Record excerpts =>
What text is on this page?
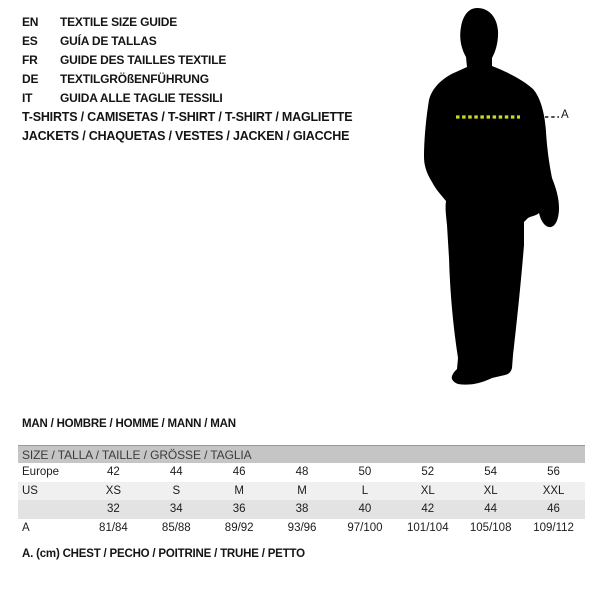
EN	TEXTILE SIZE GUIDE
ES	GUÍA DE TALLAS
FR	GUIDE DES TAILLES TEXTILE
DE	TEXTILGRÖßENFÜHRUNG
IT	GUIDA ALLE TAGLIE TESSILI
T-SHIRTS / CAMISETAS / T-SHIRT / T-SHIRT / MAGLIETTE
JACKETS / CHAQUETAS / VESTES / JACKEN / GIACCHE
A
MAN / HOMBRE / HOMME / MANN / MAN
SIZE / TALLA / TAILLE / GRÖSSE / TAGLIA								
Europe	42	44	46	48	50	52	54	56
US	XS	S	M	M	L	XL	XL	XXL
	32	34	36	38	40	42	44	46
A	81/84	85/88	89/92	93/96	97/100	101/104	105/108	109/112
A. (cm) CHEST / PECHO / POITRINE / TRUHE / PETTO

What to do =>
Pictures are excluded; output everything else in the data verbatim.

Response =>
What text is on this page?
EN	TEXTILE SIZE GUIDE
ES	GUÍA DE TALLAS
FR	GUIDE DES TAILLES TEXTILE
DE	TEXTILGRÖßENFÜHRUNG
IT	GUIDA ALLE TAGLIE TESSILI
T-SHIRTS / CAMISETAS / T-SHIRT / T-SHIRT / MAGLIETTE
JACKETS / CHAQUETAS / VESTES / JACKEN / GIACCHE
A
MAN / HOMBRE / HOMME / MANN / MAN
SIZE / TALLA / TAILLE / GRÖSSE / TAGLIA								
Europe	42	44	46	48	50	52	54	56
US	XS	S	M	M	L	XL	XL	XXL
	32	34	36	38	40	42	44	46
A	81/84	85/88	89/92	93/96	97/100	101/104	105/108	109/112
A. (cm) CHEST / PECHO / POITRINE / TRUHE / PETTO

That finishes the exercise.